● **JOBS**
(a) Reproduce the passage on women's participation in Wikipedia editing word for word, everything from "Non-academic Research" down to "women in India.".
(b) Pull out every line of the records that contains the string "past". Case matters.

Stine and Steiner argue in their conference paper for the Annual Meeting of the International Communication Association that women are more put-off by Wikipedia's editing culture and editor community than men, discouraged by a lack of positive feedback, intimidated by the Wikipedia interface, and/or lacked the free time or expertise to contribute (or both). They base these arguments on their findings of 53 e-mail interviews with Wikipedia editors and contributors, which is, they admit, a small and unrepresentative sample size. Indeed, their editor sample size consisted of eight women and twelve men, which underscores the limited legitimacy of these research findings as accurate portrayals of the experiences of women editors as a whole. Furthermore, they approached their potential editor respondents through three mailing lists for technology-related researchers, which has lead to a substantial skew towards respondents employed and/or heavily involved in educational or academic environments, meaning that the majority of respondents were most likely highly educated, technologically-literate and had consistent access to a computer and the Internet—the typical demographic make-up of the majority of Wikipedia editors (UNU, 2011). It is therefore difficult to determine whether these research findings would be consistent with those experiences of women belonging to the minority sub-populations of Wikipedia.
Using an empirical study of 113,848 Wikipedia Users, Lam et al. found that there is a distinct male-skewed gender imbalance on English Wikipedia. Statistically speaking, women editors edit less, are more liable to leave Wikipedia, more likely to have their first seven edits reverted/deleted, more likely to have their edits reversed for vandalization and are significantly more likely to be blocked indefinitely. As the authors themselves point out, the study is limited to those Wikipedians who explicitly identify as either male or female, which requires the assumption that these Users are honest in reporting their gender. Further, in order for these findings to be representative, one must assume that editors who choose to display their gender behave in similar ways to those that choose not to display their gender. Again, it is difficult to comment on the representativeness of these findings, particularly for women in the Indian context, so it will be interesting to see whether or not these findings are qualitatively reproduced in my research.

Non-academic Research


The purpose of this research is to explore the real and perceived barriers that both female editors and non-editors face to contributing to Wikipedia in order to determine whether these obstacles and challenges are contextually situated in the experiences and lived realities of women in India.


1 For example, see this study by Mark Aguiar and Erik Hurst available here: http://qje.oxfordjournals.org/content/122/3/969.short, as well as this article on The Economist which presents the results of an OECD study on the topic of leisure time in 18 countries: http://www.economist.com/node/13717514?story_id=13717514

Objectives and Research Questions


1. Generate a better understanding of the demographic composition of the editing community in India
   Research questions: What are the gender, linguistic/ethic, age, frequency of editing, educational variation, employment status, marital and familial distributions in the editing community in India? Is this population characterized by predominately one group of people, or is there an equally diverse range of groups involved in editing? Whose contributions/voices are being included in the editing community? Whose contributions/voices are missing? Why?

2. Investigate the barriers and challenges that Indian women face to their participation in the editing of Wikipedia
   i) Explore how women that are currently editors experience obstacles and challenges to their participation in contributing to Wikipedia
      Research questions: What does this population perceive as barriers and challenges to their participation? What are the causes of these barriers and challenges? How do these barriers and challenges change over time? Which challenges and barriers do they perceive to be the most hindering to women's participation in editing? What do they feel would be the obstacles that an average Indian women would face to her participation in contributing to Wikipedia, and how do these barriers differ from the ones currently faced by women already participating in the editing of Wikipedia?

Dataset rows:
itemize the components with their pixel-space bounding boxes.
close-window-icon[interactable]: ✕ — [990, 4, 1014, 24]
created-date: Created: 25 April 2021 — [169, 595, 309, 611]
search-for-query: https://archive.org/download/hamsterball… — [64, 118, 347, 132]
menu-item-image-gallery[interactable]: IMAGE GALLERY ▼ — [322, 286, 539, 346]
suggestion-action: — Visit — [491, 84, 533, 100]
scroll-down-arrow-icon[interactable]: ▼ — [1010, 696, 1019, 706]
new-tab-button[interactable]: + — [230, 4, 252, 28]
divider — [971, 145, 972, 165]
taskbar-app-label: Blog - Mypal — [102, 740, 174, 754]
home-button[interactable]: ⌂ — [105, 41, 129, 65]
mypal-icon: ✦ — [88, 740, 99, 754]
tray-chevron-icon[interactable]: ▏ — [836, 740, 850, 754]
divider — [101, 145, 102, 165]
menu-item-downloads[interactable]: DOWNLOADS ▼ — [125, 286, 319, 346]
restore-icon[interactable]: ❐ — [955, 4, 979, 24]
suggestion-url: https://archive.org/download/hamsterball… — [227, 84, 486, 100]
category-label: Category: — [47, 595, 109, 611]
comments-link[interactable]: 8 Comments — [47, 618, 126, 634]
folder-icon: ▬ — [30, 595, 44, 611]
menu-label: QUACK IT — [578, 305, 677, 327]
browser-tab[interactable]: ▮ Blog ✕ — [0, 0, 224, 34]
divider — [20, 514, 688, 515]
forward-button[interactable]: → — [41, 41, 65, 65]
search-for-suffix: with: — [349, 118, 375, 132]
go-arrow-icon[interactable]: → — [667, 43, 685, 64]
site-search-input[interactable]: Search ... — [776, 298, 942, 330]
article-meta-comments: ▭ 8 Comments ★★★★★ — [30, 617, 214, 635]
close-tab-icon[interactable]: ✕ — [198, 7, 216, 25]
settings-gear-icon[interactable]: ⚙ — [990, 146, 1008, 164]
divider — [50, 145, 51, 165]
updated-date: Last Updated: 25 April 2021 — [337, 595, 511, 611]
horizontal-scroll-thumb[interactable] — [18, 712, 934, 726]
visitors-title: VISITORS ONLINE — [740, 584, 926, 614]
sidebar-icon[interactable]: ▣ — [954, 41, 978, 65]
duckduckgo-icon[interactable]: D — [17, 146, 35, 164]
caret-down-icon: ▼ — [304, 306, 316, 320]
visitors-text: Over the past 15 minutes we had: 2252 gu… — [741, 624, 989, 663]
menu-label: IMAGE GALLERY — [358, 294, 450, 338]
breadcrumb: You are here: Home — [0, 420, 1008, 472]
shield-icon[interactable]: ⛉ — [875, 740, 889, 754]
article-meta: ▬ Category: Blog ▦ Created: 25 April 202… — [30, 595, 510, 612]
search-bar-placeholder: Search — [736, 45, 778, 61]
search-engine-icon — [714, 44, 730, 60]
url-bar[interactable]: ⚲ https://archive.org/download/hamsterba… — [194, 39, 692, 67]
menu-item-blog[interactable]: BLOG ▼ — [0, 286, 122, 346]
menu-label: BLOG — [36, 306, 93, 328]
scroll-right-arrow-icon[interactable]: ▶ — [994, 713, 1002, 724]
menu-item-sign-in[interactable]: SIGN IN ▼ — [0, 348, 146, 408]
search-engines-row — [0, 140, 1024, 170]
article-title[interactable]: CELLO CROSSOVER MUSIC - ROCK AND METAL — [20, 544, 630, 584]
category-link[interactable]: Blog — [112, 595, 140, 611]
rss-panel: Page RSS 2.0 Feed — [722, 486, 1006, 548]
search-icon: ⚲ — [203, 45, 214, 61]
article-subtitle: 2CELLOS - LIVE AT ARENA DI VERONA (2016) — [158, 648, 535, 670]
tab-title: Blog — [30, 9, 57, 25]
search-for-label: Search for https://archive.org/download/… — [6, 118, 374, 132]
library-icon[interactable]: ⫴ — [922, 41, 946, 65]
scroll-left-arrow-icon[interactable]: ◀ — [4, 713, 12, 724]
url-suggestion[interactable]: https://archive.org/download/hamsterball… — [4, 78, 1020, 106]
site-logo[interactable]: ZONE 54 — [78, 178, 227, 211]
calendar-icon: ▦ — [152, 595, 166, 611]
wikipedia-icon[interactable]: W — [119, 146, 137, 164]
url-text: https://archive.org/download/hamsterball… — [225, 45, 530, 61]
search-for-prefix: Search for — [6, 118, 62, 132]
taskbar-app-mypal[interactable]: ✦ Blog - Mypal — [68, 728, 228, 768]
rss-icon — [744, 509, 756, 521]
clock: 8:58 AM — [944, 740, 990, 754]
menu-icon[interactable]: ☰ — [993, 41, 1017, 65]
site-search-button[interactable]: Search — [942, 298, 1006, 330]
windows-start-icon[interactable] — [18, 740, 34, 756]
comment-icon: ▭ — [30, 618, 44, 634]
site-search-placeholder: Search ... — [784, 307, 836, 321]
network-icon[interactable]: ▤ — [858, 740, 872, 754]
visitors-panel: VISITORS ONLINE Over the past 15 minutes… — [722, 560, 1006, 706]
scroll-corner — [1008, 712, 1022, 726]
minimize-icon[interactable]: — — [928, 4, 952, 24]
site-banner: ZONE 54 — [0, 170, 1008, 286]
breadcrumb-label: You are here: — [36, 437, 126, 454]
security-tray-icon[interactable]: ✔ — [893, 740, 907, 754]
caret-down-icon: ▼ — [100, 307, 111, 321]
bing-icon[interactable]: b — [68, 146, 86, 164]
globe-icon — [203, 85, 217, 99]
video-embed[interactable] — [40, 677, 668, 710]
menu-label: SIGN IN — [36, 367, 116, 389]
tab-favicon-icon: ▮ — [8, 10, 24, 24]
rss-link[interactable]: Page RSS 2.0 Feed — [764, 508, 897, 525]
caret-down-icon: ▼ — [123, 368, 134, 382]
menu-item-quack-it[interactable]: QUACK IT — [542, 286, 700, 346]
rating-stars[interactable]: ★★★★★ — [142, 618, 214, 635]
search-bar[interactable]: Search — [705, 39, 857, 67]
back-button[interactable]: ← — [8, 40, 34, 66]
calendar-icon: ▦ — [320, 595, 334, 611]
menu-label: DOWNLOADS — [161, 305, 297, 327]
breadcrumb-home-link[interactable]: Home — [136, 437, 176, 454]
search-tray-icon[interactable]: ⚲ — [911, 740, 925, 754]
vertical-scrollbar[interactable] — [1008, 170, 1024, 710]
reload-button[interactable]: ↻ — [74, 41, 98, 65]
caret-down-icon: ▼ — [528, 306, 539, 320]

● **THE RESPONSES**
(a)
Non-academic Research


The purpose of this research is to explore the real and perceived barriers that both female editors and non-editors face to contributing to Wikipedia in order to determine whether these obstacles and challenges are contextually situated in the experiences and lived realities of women in India.

(b)
visitors-text: Over the past 15 minutes we had: 2252 gu… — [741, 624, 989, 663]
visitors-panel: VISITORS ONLINE Over the past 15 minutes… — [722, 560, 1006, 706]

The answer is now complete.